» Work to do:
Retype each record shown below, leaving every character as it is.

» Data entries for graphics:
-----
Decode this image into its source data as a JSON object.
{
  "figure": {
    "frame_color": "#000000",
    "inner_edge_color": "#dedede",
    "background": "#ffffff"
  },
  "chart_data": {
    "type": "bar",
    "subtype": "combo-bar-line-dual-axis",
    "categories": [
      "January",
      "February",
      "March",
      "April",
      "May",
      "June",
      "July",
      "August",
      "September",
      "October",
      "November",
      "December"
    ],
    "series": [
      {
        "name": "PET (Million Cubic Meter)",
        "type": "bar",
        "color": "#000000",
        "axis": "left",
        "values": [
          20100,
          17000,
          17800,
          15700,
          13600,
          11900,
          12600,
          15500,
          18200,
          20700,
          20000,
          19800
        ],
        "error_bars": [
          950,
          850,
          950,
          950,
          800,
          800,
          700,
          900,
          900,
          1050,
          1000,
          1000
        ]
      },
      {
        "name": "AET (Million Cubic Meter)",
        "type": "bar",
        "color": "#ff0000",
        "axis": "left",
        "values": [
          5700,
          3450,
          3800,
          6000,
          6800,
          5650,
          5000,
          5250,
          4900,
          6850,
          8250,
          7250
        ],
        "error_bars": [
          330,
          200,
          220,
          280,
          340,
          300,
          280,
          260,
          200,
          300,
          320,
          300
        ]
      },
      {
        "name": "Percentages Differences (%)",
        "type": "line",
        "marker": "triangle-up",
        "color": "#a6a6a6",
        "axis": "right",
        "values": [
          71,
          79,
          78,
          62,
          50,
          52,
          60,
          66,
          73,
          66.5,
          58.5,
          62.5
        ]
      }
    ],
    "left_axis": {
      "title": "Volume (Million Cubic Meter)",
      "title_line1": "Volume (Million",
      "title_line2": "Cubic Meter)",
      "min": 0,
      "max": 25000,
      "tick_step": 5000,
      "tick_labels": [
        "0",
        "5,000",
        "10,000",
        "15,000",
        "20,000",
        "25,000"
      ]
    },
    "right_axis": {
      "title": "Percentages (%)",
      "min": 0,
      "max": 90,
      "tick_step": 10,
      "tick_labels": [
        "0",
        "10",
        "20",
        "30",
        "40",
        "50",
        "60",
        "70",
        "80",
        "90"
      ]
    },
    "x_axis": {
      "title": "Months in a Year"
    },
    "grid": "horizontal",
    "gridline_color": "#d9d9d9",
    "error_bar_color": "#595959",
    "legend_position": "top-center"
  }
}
-----
» Full answer:
Decode this image into its source data as a JSON object.
{
  "figure": {
    "frame_color": "#000000",
    "inner_edge_color": "#dedede",
    "background": "#ffffff"
  },
  "chart_data": {
    "type": "bar",
    "subtype": "combo-bar-line-dual-axis",
    "categories": [
      "January",
      "February",
      "March",
      "April",
      "May",
      "June",
      "July",
      "August",
      "September",
      "October",
      "November",
      "December"
    ],
    "series": [
      {
        "name": "PET (Million Cubic Meter)",
        "type": "bar",
        "color": "#000000",
        "axis": "left",
        "values": [
          20100,
          17000,
          17800,
          15700,
          13600,
          11900,
          12600,
          15500,
          18200,
          20700,
          20000,
          19800
        ],
        "error_bars": [
          950,
          850,
          950,
          950,
          800,
          800,
          700,
          900,
          900,
          1050,
          1000,
          1000
        ]
      },
      {
        "name": "AET (Million Cubic Meter)",
        "type": "bar",
        "color": "#ff0000",
        "axis": "left",
        "values": [
          5700,
          3450,
          3800,
          6000,
          6800,
          5650,
          5000,
          5250,
          4900,
          6850,
          8250,
          7250
        ],
        "error_bars": [
          330,
          200,
          220,
          280,
          340,
          300,
          280,
          260,
          200,
          300,
          320,
          300
        ]
      },
      {
        "name": "Percentages Differences (%)",
        "type": "line",
        "marker": "triangle-up",
        "color": "#a6a6a6",
        "axis": "right",
        "values": [
          71,
          79,
          78,
          62,
          50,
          52,
          60,
          66,
          73,
          66.5,
          58.5,
          62.5
        ]
      }
    ],
    "left_axis": {
      "title": "Volume (Million Cubic Meter)",
      "title_line1": "Volume (Million",
      "title_line2": "Cubic Meter)",
      "min": 0,
      "max": 25000,
      "tick_step": 5000,
      "tick_labels": [
        "0",
        "5,000",
        "10,000",
        "15,000",
        "20,000",
        "25,000"
      ]
    },
    "right_axis": {
      "title": "Percentages (%)",
      "min": 0,
      "max": 90,
      "tick_step": 10,
      "tick_labels": [
        "0",
        "10",
        "20",
        "30",
        "40",
        "50",
        "60",
        "70",
        "80",
        "90"
      ]
    },
    "x_axis": {
      "title": "Months in a Year"
    },
    "grid": "horizontal",
    "gridline_color": "#d9d9d9",
    "error_bar_color": "#595959",
    "legend_position": "top-center"
  }
}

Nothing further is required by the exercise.